------ TASK DATA

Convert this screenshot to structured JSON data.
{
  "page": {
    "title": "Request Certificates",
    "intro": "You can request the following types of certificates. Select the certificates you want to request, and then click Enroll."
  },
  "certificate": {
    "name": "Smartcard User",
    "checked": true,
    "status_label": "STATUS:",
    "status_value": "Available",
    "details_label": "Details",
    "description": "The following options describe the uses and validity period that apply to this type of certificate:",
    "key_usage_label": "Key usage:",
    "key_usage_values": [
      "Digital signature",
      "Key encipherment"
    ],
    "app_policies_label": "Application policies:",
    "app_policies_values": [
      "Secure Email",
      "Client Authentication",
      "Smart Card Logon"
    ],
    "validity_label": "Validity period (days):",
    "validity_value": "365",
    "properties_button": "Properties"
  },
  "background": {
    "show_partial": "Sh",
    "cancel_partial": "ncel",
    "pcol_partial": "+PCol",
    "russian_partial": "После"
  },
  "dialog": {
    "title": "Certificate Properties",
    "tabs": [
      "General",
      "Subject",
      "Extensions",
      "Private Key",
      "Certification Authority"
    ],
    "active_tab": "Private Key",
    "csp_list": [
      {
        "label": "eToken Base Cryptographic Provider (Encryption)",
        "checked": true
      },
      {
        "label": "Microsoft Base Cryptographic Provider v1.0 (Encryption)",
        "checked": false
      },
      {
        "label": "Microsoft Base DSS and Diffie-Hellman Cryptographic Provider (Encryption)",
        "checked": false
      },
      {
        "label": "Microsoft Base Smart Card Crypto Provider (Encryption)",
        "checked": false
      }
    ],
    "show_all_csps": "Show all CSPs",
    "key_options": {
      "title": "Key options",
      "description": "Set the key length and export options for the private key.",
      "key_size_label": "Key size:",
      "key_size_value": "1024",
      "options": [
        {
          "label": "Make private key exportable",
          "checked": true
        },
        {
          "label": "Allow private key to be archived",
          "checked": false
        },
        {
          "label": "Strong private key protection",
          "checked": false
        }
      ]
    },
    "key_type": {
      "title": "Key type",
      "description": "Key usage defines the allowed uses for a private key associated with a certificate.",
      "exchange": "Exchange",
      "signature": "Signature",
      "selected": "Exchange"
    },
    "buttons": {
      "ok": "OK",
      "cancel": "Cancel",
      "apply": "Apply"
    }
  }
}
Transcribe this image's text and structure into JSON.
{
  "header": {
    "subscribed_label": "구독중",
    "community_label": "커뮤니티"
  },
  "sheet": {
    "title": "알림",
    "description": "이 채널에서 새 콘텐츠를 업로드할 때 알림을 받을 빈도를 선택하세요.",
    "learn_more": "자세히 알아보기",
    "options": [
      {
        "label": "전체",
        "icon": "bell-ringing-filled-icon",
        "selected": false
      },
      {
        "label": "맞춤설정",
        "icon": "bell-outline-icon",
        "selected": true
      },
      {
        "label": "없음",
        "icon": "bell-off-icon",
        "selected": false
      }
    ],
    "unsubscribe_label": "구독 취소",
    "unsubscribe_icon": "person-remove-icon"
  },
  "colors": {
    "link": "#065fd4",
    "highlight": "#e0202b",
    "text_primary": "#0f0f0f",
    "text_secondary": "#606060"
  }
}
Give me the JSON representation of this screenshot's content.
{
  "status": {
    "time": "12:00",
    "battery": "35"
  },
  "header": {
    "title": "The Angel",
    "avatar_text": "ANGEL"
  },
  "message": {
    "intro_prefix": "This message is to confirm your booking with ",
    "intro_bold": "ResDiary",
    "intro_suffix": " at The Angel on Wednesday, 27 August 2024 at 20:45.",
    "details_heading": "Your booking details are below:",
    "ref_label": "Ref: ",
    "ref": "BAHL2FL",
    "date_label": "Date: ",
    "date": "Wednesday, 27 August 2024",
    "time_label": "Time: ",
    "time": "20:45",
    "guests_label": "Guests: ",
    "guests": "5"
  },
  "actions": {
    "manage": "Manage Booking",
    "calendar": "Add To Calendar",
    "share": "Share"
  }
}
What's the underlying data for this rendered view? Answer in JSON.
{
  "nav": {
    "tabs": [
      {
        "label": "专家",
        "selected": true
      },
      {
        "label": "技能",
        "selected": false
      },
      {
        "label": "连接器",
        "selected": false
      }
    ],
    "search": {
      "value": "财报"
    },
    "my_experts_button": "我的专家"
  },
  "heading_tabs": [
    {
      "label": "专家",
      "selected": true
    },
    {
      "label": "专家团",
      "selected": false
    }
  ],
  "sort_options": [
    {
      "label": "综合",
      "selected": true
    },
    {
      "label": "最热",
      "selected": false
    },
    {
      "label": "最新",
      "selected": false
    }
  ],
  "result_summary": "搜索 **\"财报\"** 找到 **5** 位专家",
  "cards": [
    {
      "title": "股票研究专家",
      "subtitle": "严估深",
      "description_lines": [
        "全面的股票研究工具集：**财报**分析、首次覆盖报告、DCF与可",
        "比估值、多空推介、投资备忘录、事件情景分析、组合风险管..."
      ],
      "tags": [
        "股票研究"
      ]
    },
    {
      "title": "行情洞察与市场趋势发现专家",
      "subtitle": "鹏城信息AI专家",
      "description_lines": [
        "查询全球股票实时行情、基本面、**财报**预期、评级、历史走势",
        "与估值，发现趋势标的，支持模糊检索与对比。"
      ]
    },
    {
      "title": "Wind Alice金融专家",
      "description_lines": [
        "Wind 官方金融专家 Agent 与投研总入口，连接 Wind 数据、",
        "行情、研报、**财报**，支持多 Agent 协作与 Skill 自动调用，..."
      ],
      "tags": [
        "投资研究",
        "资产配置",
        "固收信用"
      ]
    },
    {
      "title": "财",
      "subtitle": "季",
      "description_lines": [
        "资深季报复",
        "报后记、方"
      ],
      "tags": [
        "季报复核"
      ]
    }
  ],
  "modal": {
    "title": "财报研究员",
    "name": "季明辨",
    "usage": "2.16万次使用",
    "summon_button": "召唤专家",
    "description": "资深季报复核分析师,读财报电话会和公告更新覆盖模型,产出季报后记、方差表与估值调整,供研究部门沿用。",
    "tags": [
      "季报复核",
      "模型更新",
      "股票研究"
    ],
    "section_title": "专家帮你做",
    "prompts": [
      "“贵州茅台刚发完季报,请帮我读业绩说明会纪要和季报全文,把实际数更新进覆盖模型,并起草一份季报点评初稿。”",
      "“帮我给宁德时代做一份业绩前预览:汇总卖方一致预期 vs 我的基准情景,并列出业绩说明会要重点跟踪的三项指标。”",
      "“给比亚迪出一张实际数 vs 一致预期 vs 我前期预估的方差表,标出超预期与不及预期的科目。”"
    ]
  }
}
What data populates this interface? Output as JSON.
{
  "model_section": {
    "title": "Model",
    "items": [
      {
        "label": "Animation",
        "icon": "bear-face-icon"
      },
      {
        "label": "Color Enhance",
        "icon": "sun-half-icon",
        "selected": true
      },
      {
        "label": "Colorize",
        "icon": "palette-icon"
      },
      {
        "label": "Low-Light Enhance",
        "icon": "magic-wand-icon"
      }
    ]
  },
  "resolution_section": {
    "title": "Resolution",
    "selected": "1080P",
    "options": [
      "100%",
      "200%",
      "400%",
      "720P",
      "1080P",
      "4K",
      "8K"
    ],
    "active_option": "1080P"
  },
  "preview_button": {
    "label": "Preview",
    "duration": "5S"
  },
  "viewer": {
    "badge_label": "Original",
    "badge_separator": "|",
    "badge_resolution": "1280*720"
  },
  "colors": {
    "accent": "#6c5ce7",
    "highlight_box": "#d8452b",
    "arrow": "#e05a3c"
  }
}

------------

— EXERCISE AIM —
How many lines of these entries contain the string "Provider"? Reply with the number alone.

— RESPONSE TO THIS TASK —
4